Set task — Using the material that follows, identify and copy each line with the string "Υπηρεσιών".

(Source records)
□ □ □ □ □ □ □

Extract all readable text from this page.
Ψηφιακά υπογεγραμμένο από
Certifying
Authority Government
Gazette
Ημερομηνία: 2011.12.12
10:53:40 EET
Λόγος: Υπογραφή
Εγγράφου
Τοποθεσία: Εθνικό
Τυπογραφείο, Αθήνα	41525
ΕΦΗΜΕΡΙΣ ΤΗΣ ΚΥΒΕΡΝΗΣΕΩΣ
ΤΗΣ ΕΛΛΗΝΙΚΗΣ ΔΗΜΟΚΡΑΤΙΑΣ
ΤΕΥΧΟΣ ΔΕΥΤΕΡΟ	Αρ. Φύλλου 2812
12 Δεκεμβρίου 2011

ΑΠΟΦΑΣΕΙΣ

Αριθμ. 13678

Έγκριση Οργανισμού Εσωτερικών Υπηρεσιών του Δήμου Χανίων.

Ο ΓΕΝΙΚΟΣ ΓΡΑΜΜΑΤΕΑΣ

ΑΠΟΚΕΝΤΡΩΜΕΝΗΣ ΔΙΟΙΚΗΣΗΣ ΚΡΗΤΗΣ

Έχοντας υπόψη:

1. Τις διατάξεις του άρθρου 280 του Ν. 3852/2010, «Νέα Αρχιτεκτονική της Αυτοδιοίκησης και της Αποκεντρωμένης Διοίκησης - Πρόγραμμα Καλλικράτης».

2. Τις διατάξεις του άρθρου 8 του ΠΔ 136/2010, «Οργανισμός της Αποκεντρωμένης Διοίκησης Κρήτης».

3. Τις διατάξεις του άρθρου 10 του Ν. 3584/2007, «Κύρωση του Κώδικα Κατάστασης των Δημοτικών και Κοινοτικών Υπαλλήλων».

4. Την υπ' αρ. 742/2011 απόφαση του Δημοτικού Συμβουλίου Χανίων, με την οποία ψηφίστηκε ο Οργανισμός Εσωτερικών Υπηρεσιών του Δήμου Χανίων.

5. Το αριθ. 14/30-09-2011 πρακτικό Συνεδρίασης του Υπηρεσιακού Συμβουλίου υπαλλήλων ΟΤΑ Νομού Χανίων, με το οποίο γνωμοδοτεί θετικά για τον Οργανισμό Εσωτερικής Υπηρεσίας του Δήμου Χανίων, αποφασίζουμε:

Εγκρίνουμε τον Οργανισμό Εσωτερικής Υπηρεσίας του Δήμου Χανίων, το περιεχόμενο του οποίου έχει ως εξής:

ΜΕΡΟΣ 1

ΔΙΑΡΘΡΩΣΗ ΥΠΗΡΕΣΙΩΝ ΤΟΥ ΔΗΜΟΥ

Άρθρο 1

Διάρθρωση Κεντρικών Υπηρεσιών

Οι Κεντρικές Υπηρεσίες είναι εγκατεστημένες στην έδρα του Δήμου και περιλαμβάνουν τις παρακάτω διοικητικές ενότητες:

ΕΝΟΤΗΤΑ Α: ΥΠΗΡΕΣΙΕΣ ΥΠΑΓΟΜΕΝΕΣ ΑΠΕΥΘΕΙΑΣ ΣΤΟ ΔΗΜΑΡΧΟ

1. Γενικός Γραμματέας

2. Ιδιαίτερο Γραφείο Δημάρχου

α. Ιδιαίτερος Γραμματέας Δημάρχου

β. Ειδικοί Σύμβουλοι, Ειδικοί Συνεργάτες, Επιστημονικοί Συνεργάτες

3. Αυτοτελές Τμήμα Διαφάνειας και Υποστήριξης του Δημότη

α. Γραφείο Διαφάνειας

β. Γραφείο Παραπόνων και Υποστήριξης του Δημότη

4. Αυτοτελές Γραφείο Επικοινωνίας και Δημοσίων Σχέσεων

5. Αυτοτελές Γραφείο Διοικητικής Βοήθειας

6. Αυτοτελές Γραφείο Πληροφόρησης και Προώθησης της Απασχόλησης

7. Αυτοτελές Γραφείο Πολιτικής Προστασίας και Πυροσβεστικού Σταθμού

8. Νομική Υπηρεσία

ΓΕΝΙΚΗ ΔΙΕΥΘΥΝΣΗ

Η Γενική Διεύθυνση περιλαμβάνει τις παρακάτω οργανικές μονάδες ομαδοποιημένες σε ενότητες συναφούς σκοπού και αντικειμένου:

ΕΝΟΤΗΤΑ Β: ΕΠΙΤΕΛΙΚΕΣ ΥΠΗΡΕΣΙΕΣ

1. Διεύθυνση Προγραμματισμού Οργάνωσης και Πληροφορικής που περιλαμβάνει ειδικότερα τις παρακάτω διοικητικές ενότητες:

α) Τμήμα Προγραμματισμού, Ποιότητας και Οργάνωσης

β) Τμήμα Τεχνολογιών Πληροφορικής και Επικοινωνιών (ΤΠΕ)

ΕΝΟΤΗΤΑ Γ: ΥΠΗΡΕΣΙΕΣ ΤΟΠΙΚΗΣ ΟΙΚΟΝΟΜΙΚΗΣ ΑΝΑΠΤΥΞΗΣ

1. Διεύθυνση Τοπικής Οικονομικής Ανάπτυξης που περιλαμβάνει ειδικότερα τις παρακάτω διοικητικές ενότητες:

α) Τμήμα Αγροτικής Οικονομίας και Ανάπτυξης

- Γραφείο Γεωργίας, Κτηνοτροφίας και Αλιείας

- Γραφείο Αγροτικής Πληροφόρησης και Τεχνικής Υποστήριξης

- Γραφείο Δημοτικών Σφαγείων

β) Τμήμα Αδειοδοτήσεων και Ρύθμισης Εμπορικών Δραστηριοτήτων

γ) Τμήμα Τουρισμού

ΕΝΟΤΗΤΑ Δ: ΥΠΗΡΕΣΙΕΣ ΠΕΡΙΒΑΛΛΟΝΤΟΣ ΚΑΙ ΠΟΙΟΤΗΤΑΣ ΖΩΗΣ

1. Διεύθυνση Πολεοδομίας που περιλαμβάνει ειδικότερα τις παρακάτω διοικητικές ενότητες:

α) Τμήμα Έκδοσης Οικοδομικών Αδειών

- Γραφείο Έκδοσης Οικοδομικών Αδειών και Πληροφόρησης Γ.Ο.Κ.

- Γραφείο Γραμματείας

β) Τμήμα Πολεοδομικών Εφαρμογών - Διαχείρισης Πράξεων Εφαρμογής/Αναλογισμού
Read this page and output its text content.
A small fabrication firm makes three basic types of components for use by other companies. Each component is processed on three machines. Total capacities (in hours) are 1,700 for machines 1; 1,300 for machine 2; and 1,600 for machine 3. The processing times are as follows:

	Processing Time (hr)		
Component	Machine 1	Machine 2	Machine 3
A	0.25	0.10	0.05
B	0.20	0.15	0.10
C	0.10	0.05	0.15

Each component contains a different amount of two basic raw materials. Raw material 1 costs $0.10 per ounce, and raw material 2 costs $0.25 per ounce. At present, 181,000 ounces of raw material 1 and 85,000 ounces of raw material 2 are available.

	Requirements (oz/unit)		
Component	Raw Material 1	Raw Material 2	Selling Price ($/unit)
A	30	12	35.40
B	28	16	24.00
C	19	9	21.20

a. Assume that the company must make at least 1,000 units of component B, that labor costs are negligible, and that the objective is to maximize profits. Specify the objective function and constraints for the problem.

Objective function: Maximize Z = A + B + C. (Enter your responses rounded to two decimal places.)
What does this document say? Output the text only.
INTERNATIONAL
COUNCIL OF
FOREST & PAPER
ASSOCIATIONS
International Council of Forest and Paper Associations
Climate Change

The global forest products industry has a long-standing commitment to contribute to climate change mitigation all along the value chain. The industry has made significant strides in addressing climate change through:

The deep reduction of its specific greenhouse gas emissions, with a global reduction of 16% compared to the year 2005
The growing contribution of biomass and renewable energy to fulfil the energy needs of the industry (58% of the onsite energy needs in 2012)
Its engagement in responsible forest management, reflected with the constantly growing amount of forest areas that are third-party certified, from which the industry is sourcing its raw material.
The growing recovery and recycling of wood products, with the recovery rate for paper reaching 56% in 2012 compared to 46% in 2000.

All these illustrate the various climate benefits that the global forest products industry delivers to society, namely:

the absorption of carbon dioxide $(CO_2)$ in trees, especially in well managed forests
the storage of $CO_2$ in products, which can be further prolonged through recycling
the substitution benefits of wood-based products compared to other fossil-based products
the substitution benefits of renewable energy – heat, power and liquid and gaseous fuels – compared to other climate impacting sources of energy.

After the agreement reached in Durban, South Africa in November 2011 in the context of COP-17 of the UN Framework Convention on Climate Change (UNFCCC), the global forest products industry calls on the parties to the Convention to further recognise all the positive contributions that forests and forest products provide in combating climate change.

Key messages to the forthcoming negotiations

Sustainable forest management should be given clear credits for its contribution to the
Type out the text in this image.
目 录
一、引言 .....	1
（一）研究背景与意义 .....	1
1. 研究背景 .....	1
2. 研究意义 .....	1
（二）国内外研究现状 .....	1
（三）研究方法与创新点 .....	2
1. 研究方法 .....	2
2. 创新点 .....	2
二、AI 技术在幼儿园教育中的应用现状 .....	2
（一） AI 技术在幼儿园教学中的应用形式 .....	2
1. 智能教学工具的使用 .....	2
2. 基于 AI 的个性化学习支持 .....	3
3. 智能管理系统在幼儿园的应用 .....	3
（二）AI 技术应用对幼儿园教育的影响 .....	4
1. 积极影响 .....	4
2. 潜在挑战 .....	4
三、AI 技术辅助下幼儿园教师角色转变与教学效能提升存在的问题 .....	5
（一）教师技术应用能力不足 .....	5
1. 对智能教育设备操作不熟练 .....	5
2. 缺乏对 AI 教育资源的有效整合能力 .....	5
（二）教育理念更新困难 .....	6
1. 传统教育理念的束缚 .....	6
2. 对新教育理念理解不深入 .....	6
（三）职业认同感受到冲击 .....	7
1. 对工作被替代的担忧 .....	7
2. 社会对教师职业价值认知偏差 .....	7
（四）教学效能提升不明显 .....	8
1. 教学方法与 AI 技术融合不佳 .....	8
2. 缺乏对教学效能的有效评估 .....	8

□ □ □ □ □ □ □

Worked solution —
Έγκριση Οργανισμού Εσωτερικών Υπηρεσιών του Δήμου Χανίων.
4. Την υπ' αρ. 742/2011 απόφαση του Δημοτικού Συμβουλίου Χανίων, με την οποία ψηφίστηκε ο Οργανισμός Εσωτερικών Υπηρεσιών του Δήμου Χανίων.
Διάρθρωση Κεντρικών Υπηρεσιών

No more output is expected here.